Your goal: Where a line holds the word "feira", copy that line.

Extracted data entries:
-------------------------

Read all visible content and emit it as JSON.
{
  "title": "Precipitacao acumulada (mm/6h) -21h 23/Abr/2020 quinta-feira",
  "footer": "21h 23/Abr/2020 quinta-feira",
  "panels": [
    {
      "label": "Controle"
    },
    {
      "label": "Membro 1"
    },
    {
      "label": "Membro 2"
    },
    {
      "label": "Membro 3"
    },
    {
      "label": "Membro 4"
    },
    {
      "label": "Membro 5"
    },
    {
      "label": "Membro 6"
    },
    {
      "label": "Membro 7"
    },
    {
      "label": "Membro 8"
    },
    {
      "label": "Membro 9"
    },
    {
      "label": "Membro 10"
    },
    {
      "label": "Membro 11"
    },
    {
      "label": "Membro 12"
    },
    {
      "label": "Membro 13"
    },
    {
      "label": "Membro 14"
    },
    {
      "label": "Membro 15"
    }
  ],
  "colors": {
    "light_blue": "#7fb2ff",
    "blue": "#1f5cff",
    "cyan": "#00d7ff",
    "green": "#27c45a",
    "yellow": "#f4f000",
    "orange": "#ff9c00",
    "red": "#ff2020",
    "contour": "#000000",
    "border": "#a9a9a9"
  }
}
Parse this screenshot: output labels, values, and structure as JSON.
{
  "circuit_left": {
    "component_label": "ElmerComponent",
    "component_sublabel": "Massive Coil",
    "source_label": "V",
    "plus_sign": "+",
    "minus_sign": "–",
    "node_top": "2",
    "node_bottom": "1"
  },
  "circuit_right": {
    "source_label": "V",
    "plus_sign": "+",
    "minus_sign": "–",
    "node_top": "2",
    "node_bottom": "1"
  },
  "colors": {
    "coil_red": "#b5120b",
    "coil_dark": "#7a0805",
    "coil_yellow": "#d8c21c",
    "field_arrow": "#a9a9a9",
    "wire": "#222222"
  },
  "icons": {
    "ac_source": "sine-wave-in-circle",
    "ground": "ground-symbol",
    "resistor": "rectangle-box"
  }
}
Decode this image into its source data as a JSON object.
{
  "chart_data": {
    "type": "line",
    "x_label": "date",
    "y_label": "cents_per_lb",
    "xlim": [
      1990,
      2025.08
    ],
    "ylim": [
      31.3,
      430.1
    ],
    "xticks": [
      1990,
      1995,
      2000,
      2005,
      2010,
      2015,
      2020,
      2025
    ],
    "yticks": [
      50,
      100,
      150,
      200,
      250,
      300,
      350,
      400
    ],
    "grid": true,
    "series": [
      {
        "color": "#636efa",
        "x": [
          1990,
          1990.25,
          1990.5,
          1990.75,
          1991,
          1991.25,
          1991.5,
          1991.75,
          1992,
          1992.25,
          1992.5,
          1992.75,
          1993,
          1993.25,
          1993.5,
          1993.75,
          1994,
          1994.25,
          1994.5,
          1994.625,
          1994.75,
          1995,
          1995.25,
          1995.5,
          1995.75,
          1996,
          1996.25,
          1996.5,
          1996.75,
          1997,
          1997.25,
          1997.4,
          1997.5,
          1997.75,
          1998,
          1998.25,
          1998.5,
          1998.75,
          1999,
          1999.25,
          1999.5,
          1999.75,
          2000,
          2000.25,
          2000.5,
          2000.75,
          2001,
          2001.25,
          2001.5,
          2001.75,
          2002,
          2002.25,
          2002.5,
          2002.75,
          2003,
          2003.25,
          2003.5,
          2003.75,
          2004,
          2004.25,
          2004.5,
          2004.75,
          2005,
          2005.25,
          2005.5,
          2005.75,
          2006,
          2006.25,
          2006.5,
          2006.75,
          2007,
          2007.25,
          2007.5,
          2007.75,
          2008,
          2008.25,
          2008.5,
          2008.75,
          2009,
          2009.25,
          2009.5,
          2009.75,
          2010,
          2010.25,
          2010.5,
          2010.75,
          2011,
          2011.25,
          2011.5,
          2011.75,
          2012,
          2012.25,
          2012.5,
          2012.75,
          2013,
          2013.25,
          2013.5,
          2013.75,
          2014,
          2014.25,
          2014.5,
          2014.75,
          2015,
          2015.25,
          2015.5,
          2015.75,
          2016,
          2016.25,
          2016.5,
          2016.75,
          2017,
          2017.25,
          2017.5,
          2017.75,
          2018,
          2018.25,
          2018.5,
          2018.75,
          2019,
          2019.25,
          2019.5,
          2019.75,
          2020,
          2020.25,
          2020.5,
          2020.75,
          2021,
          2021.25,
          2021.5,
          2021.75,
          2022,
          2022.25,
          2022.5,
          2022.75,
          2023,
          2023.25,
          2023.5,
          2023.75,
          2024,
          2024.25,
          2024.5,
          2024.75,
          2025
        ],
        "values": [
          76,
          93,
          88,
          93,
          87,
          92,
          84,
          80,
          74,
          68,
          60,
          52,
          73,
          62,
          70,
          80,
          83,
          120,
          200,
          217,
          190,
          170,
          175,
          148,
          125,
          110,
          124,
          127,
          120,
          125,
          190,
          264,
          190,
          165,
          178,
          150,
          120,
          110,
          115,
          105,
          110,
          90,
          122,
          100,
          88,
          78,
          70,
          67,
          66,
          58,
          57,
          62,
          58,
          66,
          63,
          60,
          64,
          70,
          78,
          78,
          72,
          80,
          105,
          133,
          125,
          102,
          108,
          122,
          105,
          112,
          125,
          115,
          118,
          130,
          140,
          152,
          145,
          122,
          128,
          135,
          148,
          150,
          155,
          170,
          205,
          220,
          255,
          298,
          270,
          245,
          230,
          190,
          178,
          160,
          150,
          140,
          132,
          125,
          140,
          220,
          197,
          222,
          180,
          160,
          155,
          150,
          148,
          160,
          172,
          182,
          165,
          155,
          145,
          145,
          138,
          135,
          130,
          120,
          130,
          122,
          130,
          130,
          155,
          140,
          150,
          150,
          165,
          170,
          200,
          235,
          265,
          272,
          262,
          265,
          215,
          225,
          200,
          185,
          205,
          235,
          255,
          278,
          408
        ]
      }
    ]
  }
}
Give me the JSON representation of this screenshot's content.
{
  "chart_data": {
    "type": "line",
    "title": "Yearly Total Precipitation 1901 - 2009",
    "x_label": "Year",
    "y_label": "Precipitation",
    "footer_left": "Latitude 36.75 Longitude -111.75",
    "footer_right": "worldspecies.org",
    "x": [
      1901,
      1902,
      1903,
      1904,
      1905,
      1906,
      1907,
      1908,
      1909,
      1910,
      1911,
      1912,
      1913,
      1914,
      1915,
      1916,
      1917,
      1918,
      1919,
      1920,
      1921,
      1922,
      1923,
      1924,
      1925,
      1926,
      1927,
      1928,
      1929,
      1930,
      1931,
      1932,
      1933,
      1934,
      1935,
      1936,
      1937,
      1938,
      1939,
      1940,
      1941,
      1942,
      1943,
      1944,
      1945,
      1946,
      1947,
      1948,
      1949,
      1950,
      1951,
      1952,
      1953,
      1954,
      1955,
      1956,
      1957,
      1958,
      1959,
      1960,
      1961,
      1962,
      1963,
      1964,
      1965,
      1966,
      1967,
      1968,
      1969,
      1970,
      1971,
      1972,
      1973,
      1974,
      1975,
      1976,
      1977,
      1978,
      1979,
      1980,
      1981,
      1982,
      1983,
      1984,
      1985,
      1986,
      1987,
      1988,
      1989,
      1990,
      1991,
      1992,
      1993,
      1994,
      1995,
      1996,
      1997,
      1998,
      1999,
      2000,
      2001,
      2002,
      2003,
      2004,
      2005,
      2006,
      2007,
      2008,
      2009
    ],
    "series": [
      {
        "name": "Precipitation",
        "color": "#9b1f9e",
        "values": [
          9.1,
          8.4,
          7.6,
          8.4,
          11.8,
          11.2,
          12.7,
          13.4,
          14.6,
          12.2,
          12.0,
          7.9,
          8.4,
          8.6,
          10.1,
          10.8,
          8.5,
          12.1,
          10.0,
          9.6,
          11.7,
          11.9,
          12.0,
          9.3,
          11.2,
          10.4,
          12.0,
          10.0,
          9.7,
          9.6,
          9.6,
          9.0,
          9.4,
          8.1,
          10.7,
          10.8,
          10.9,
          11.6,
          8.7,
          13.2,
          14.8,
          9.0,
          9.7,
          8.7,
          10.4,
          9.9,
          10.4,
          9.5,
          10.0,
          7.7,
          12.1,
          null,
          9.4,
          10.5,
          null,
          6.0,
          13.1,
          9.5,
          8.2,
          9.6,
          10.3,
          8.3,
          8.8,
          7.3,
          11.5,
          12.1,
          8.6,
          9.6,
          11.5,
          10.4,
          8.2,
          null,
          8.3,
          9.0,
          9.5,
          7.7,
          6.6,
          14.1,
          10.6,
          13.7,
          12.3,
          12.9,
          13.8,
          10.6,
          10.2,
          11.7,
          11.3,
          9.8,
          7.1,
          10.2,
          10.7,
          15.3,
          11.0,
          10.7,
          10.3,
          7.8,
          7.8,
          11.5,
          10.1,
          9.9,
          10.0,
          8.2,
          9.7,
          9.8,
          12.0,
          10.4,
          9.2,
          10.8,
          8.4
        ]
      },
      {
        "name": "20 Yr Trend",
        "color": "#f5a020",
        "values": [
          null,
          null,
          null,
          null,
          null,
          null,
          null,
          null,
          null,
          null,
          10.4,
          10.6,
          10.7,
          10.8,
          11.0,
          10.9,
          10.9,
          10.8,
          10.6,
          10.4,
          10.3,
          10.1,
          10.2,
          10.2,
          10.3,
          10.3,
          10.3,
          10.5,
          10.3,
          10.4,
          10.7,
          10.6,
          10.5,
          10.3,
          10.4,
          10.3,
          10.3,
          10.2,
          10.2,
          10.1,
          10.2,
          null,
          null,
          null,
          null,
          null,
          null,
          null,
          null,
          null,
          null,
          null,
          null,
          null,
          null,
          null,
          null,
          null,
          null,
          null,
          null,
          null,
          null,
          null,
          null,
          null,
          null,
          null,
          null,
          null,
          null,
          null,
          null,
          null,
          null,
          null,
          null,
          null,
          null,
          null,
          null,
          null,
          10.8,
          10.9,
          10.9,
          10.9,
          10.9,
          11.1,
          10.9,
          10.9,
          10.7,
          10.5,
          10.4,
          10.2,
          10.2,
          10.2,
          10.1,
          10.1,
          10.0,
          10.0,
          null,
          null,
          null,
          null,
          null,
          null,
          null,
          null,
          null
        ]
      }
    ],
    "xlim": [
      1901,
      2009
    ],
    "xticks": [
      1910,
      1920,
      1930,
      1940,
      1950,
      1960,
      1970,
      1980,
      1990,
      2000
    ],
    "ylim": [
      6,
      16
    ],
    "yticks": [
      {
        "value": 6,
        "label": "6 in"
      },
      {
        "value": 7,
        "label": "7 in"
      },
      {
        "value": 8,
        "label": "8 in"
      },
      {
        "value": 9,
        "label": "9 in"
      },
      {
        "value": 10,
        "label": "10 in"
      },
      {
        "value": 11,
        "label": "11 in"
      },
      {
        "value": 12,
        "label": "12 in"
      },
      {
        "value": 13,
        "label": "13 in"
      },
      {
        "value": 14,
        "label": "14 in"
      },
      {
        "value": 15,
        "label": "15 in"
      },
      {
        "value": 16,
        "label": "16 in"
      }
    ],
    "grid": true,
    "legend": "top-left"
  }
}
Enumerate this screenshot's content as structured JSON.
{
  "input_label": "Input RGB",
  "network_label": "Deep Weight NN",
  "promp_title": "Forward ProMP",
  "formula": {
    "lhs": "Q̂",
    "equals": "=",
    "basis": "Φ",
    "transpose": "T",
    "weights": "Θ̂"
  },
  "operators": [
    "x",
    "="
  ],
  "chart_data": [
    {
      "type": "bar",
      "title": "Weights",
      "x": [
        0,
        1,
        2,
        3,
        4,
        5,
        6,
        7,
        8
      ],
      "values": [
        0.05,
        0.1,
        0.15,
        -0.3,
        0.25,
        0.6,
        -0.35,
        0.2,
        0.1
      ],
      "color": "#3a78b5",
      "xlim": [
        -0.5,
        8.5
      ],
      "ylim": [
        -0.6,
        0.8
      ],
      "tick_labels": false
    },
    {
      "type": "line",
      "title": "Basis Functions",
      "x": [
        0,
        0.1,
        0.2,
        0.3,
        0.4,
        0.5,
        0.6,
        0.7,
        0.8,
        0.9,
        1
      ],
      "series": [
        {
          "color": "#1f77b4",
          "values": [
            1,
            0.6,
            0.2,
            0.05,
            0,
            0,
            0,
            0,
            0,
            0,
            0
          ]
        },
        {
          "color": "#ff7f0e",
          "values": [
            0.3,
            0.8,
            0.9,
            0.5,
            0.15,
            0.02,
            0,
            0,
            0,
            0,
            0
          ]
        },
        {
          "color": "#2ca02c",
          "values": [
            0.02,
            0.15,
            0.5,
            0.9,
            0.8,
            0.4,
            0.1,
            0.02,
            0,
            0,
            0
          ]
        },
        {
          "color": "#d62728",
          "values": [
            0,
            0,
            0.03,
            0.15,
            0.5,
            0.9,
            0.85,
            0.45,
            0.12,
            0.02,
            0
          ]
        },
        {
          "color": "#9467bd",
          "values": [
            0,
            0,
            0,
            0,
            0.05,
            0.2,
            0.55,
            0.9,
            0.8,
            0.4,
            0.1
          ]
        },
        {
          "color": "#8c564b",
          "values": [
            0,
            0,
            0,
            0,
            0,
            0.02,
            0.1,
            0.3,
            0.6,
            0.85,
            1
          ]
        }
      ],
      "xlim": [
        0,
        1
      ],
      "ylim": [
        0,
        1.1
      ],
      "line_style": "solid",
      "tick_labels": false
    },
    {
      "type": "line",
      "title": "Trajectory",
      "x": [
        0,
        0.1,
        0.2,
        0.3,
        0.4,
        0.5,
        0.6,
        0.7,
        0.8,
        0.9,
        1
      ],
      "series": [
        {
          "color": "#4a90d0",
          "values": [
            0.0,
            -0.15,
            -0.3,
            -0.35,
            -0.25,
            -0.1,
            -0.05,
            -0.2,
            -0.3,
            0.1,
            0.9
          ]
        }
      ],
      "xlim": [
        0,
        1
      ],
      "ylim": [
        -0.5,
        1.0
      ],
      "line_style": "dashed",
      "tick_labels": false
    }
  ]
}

-------------------------

Task output:
  "title": "Precipitacao acumulada (mm/6h) -21h 23/Abr/2020 quinta-feira",
  "footer": "21h 23/Abr/2020 quinta-feira",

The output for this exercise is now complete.